TEXT UNDER STUDY:
......

DeCarlo said his department in Branford was small enough—fewer than 50 officers—so that the logistical challenges of data storage were negligible.

Once his officers were equipped with the cameras, which cost between $600 and 800 each, “the effect we saw was almost immediate,” he said.

Within the first week, he said, a woman who had been pulled over for a routine traffic stop walked into headquarters and said the officer had sexually harassed her.

“Even before we called the officer in, we reviewed the video and nothing like that was going on. In fact, the officer was really polite,” he said.

Cops there took notice.

“Officers were really wary of us hanging cameras on them and this incident made believers of them,” DeCarlo said.

He said cameras worn by officers in another police department he consults for saw a reduction in civilian complaints compared to the year before. Nothing changed about the way officers were trained or sent out into the field, except for wearing cameras, DeCarlo said.

“Officers stopped whatever they were doing and it was irrefutable that we saw a reduction in civilian complaints,” he said. "They saw their behavior was being recorded and it got better."

The current spokesman for the Branford Police Department, Captain Geoffrey Morgan, said there has only been one substantiated claim of inappropriate behavior by a police officer there since they began wearing cameras in the mid 2000s. (It was for verbal exchange between a higher ranking officer and a suspect; Morgan noted the incident did not involve the use of force.)

Police videotapes in Branford are held for 30 days and are automatically deleted unless they are linked to a specific investigation, Morgan said. They do not go back into the tapes and fish for suspects, or use it to build a database of people to review later in future investigations, he said.

“We’re not randomly keeping video files of people just because,” he said.

Morgan, the spokesman there, said the public, and the officers are used to being filmed.

“I haven’t talked to anybody yet who is aggrieved they’ve been videotaped," he said. "We’re not doing anything different than anybody with an iPhone.”

......

Document understanding data:
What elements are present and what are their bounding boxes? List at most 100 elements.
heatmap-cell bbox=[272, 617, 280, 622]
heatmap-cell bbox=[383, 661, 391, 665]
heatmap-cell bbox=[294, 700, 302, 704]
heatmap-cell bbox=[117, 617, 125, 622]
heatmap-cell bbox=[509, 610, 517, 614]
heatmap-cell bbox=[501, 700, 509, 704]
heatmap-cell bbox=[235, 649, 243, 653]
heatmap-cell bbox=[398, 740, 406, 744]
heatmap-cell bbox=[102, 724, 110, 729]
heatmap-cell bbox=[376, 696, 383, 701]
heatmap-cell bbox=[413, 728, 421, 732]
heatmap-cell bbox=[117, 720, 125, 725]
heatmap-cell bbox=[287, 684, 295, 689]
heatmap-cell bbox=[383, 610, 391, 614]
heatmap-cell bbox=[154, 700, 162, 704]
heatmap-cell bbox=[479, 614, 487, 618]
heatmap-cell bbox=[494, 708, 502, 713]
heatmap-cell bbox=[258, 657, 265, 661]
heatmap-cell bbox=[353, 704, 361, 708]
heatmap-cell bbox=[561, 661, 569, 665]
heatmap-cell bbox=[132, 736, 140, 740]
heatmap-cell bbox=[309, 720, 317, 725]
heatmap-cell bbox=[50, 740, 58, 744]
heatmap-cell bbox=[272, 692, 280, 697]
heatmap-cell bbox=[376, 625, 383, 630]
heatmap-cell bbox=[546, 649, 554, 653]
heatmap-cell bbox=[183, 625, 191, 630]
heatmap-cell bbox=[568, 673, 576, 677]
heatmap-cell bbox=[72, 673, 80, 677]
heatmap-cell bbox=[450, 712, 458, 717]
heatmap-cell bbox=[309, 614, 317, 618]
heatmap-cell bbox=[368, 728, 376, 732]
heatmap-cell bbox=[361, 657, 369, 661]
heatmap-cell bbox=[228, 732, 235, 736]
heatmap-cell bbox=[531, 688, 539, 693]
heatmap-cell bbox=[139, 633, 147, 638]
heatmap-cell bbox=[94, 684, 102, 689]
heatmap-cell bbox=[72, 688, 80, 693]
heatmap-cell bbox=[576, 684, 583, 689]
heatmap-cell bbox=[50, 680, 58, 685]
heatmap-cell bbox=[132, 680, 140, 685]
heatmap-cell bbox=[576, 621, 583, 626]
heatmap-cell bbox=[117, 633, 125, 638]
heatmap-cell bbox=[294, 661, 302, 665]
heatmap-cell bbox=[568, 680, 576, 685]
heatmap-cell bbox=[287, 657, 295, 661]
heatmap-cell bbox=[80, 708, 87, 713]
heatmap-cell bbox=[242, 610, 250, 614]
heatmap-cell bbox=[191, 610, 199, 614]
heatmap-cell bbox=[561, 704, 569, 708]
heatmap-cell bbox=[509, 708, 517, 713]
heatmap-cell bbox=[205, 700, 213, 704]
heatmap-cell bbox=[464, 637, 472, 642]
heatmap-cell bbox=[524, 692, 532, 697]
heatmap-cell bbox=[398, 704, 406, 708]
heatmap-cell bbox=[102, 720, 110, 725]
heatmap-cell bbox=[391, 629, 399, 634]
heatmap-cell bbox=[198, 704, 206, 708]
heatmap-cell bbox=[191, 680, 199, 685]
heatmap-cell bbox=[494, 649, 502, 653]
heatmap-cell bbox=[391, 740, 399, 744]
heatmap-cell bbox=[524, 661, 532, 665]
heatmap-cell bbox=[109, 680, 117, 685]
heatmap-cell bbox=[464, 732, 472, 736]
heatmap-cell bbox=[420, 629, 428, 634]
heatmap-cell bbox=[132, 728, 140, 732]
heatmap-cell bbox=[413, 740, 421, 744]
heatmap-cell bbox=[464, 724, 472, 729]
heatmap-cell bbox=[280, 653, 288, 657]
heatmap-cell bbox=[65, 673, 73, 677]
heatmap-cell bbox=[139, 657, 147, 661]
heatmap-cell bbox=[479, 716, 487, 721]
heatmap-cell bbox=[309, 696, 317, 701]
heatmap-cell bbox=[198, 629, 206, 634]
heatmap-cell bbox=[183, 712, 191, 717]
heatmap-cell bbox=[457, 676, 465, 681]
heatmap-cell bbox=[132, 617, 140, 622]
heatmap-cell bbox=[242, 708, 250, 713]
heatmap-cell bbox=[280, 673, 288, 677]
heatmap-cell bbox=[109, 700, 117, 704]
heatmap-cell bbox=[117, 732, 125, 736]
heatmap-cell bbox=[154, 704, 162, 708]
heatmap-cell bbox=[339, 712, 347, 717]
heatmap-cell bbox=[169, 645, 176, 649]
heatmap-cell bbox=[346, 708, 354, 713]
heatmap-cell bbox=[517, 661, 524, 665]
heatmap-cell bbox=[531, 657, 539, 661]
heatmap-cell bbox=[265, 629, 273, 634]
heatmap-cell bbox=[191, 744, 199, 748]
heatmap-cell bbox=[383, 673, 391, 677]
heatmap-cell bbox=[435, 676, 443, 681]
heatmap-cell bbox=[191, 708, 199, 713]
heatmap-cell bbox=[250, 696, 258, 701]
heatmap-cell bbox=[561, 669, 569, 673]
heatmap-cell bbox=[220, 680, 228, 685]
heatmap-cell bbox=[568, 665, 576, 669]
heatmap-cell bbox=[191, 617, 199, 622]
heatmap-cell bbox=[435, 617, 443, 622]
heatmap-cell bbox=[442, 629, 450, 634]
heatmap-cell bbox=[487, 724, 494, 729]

......

PROBLEMS AND TASKS:
A - Retype the stretch of the body camera passage that starts with the words containing "Cops there took" and ends with "cameras, DeCarlo said.".
B - Write out every number that appears in digits in the body camera passage, in the order they occur.
C - Carry on the body camera passage from its last sentence.
The rows aren't needed for any of this.

EXERCISE ANSWERS:
A -
Cops there took notice.

“Officers were really wary of us hanging cameras on them and this incident made believers of them,” DeCarlo said.

He said cameras worn by officers in another police department he consults for saw a reduction in civilian complaints compared to the year before. Nothing changed about the way officers were trained or sent out into the field, except for wearing cameras, DeCarlo said.

B -
50
600
800
2000s
30

C -
But, Morgan said, the size and scale of the NYPD makes it “a horse of a different color. Does the city want to spend that kind of money?”

In August 2012, the city said they had "approximately 3,000 Closed-Circuit TV cameras connected to the Domain Awareness System," a sophisticated database of streaming information that includes things like smart cameras and license-plate readers. By April 2013, there were approximately 4,000 cameras the city was using. The price tag for running the Domain Awareness System, which gathers information from the cameras, 911 calls and other law enforcement databases, was about $230 million annually, paid with city dollars and federal grants.

But when it comes to body cameras for police officers, the challenge isn't just logistical, but political.

The prospect of their introduction is strongly opposed by the police officers' union, which had arrived at a tentative peace with the mayor after a campaign in which de Blasio was heavily critical of the department and its then-commissioner. (That accord appears to be eroding.)

Last August, Patrolmen’s Benevolent Association president Patrick Lynch released a statement opposing “body cameras” an arguing that they could make officers less safe.

“Our members are already weighed down with equipment like escape hoods, mace, flashlights, memo books, asps, radio, handcuffs and the like. Additional equipment becomes an encumbrance and a safety issue for those carrying it,” he said.

He also said in the statement, “New York City is already saturated with video cameras,” and, “The outer boroughs have traffic cameras and countless private and public security cameras located everywhere so there is simply no need to equip patrol officers with body cams.”

Instead of buying cameras, Lynch said, the city should be “hiring more police officers.”

When asked Tuesday about the use of body cameras for police officers, Lynch said, “That’s an option that we need to talk about” but that “no one’s had a discussion in how it works, or how it doesn’t work. Does it help, or it doesn’t help? So, we’ll hold off that conclusion until we have that discussion, until we see the data that says otherwise, whether it’s good or not. So the conclusion is, wait and see.”